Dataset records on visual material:
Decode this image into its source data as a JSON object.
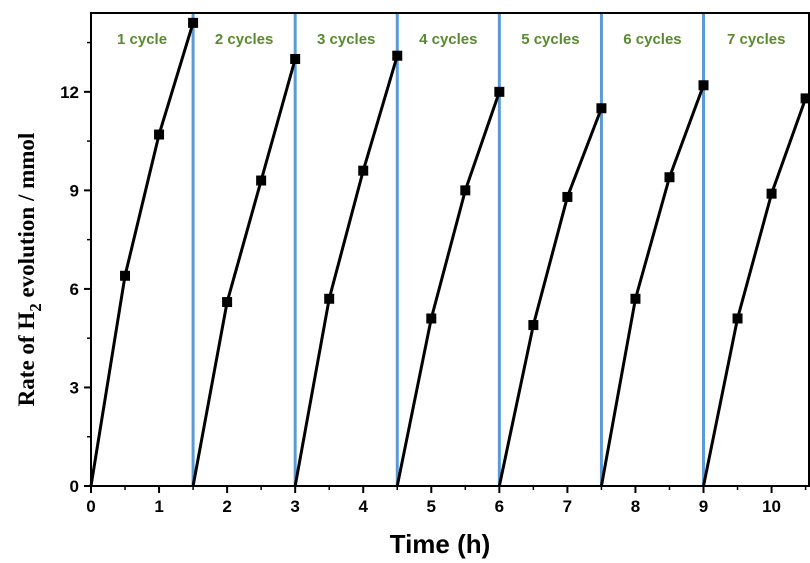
{
  "chart_data": {
    "type": "line",
    "xlabel": "Time (h)",
    "ylabel": {
      "prefix": "Rate of H",
      "subscript": "2",
      "suffix": " evolution / mmol"
    },
    "xlim": [
      0,
      10.55
    ],
    "ylim": [
      0,
      14.4
    ],
    "x_ticks": [
      0,
      1,
      2,
      3,
      4,
      5,
      6,
      7,
      8,
      9,
      10
    ],
    "y_ticks": [
      0,
      3,
      6,
      9,
      12
    ],
    "grid": false,
    "cycle_boundaries": [
      1.5,
      3,
      4.5,
      6,
      7.5,
      9
    ],
    "cycle_labels": [
      "1 cycle",
      "2 cycles",
      "3 cycles",
      "4 cycles",
      "5 cycles",
      "6 cycles",
      "7 cycles"
    ],
    "series": [
      {
        "points": [
          [
            0,
            0
          ],
          [
            0.5,
            6.4
          ],
          [
            1.0,
            10.7
          ],
          [
            1.5,
            14.1
          ]
        ]
      },
      {
        "points": [
          [
            1.5,
            0
          ],
          [
            2.0,
            5.6
          ],
          [
            2.5,
            9.3
          ],
          [
            3.0,
            13.0
          ]
        ]
      },
      {
        "points": [
          [
            3.0,
            0
          ],
          [
            3.5,
            5.7
          ],
          [
            4.0,
            9.6
          ],
          [
            4.5,
            13.1
          ]
        ]
      },
      {
        "points": [
          [
            4.5,
            0
          ],
          [
            5.0,
            5.1
          ],
          [
            5.5,
            9.0
          ],
          [
            6.0,
            12.0
          ]
        ]
      },
      {
        "points": [
          [
            6.0,
            0
          ],
          [
            6.5,
            4.9
          ],
          [
            7.0,
            8.8
          ],
          [
            7.5,
            11.5
          ]
        ]
      },
      {
        "points": [
          [
            7.5,
            0
          ],
          [
            8.0,
            5.7
          ],
          [
            8.5,
            9.4
          ],
          [
            9.0,
            12.2
          ]
        ]
      },
      {
        "points": [
          [
            9.0,
            0
          ],
          [
            9.5,
            5.1
          ],
          [
            10.0,
            8.9
          ],
          [
            10.5,
            11.8
          ]
        ]
      }
    ],
    "colors": {
      "series": "#000000",
      "cycle_lines": "#5b9bd5",
      "cycle_labels": "#5a8a2f",
      "axes": "#000000"
    }
  }
}
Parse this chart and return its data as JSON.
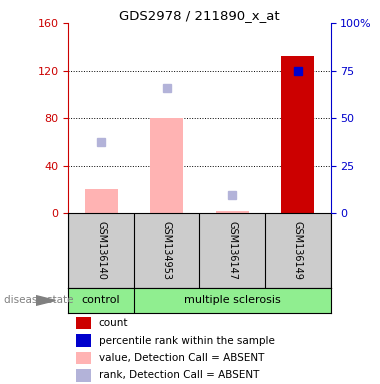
{
  "title": "GDS2978 / 211890_x_at",
  "samples": [
    "GSM136140",
    "GSM134953",
    "GSM136147",
    "GSM136149"
  ],
  "bar_pink_values": [
    20,
    80,
    2,
    0
  ],
  "bar_red_values": [
    0,
    0,
    0,
    132
  ],
  "square_lightblue_values": [
    60,
    105,
    15,
    0
  ],
  "square_blue_values": [
    0,
    0,
    0,
    120
  ],
  "ylim_left": [
    0,
    160
  ],
  "ylim_right": [
    0,
    100
  ],
  "yticks_left": [
    0,
    40,
    80,
    120,
    160
  ],
  "yticks_right": [
    0,
    25,
    50,
    75,
    100
  ],
  "ytick_labels_right": [
    "0",
    "25",
    "50",
    "75",
    "100%"
  ],
  "disease_state_label": "disease state",
  "legend_items": [
    {
      "color": "#cc0000",
      "label": "count"
    },
    {
      "color": "#0000cc",
      "label": "percentile rank within the sample"
    },
    {
      "color": "#ffb3b3",
      "label": "value, Detection Call = ABSENT"
    },
    {
      "color": "#b3b3d9",
      "label": "rank, Detection Call = ABSENT"
    }
  ],
  "bar_width": 0.5,
  "plot_bg": "#ffffff",
  "ax_bg": "#ffffff",
  "left_axis_color": "#cc0000",
  "right_axis_color": "#0000cc",
  "sample_box_color": "#cccccc",
  "pink_bar_color": "#ffb3b3",
  "red_bar_color": "#cc0000",
  "lightblue_sq_color": "#b3b3d9",
  "blue_sq_color": "#0000cc",
  "green_color": "#90EE90"
}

■ Problem to work on ■
In the records above, find each line that holds the word "rank"; copy all such lines.

■ Task output ■
      "label": "percentile rank within the sample"
      "label": "rank, Detection Call = ABSENT"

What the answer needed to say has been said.